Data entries
········

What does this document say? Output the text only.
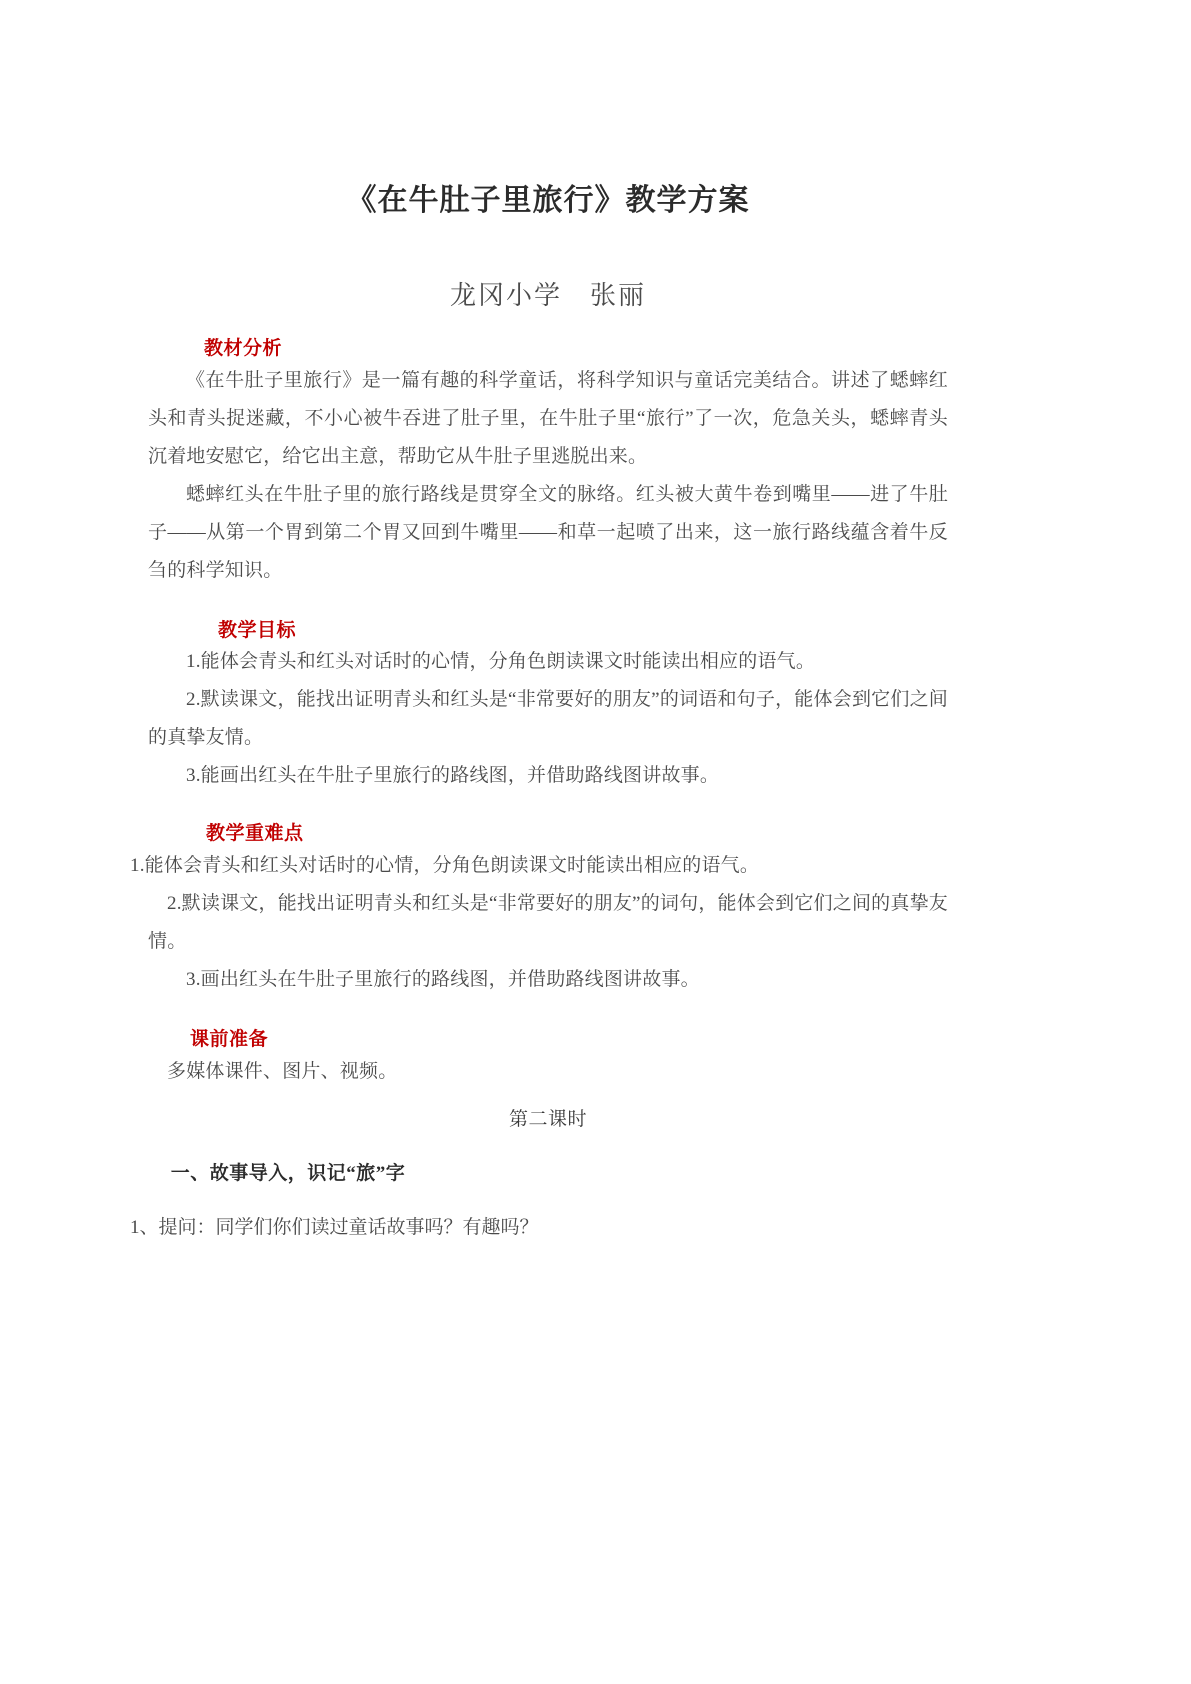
《在牛肚子里旅行》教学方案
龙冈小学　张丽
教材分析

《在牛肚子里旅行》是一篇有趣的科学童话，将科学知识与童话完美结合。讲述了蟋蟀红头和青头捉迷藏，不小心被牛吞进了肚子里，在牛肚子里“旅行”了一次，危急关头，蟋蟀青头沉着地安慰它，给它出主意，帮助它从牛肚子里逃脱出来。

蟋蟀红头在牛肚子里的旅行路线是贯穿全文的脉络。红头被大黄牛卷到嘴里——进了牛肚子——从第一个胃到第二个胃又回到牛嘴里——和草一起喷了出来，这一旅行路线蕴含着牛反刍的科学知识。

教学目标

1.能体会青头和红头对话时的心情，分角色朗读课文时能读出相应的语气。

2.默读课文，能找出证明青头和红头是“非常要好的朋友”的词语和句子，能体会到它们之间的真挚友情。

3.能画出红头在牛肚子里旅行的路线图，并借助路线图讲故事。

教学重难点

1.能体会青头和红头对话时的心情，分角色朗读课文时能读出相应的语气。

2.默读课文，能找出证明青头和红头是“非常要好的朋友”的词句，能体会到它们之间的真挚友情。

3.画出红头在牛肚子里旅行的路线图，并借助路线图讲故事。

课前准备

多媒体课件、图片、视频。

第二课时
一、故事导入，识记“旅”字

1、提问：同学们你们读过童话故事吗？有趣吗？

········

Given instruction
Images in the records should not be copied. Repeat all the rest exactly.

Output for this exercise
What does this document say? Output the text only.
《在牛肚子里旅行》教学方案
龙冈小学　张丽
教材分析

《在牛肚子里旅行》是一篇有趣的科学童话，将科学知识与童话完美结合。讲述了蟋蟀红头和青头捉迷藏，不小心被牛吞进了肚子里，在牛肚子里“旅行”了一次，危急关头，蟋蟀青头沉着地安慰它，给它出主意，帮助它从牛肚子里逃脱出来。

蟋蟀红头在牛肚子里的旅行路线是贯穿全文的脉络。红头被大黄牛卷到嘴里——进了牛肚子——从第一个胃到第二个胃又回到牛嘴里——和草一起喷了出来，这一旅行路线蕴含着牛反刍的科学知识。

教学目标

1.能体会青头和红头对话时的心情，分角色朗读课文时能读出相应的语气。

2.默读课文，能找出证明青头和红头是“非常要好的朋友”的词语和句子，能体会到它们之间的真挚友情。

3.能画出红头在牛肚子里旅行的路线图，并借助路线图讲故事。

教学重难点

1.能体会青头和红头对话时的心情，分角色朗读课文时能读出相应的语气。

2.默读课文，能找出证明青头和红头是“非常要好的朋友”的词句，能体会到它们之间的真挚友情。

3.画出红头在牛肚子里旅行的路线图，并借助路线图讲故事。

课前准备

多媒体课件、图片、视频。

第二课时
一、故事导入，识记“旅”字

1、提问：同学们你们读过童话故事吗？有趣吗？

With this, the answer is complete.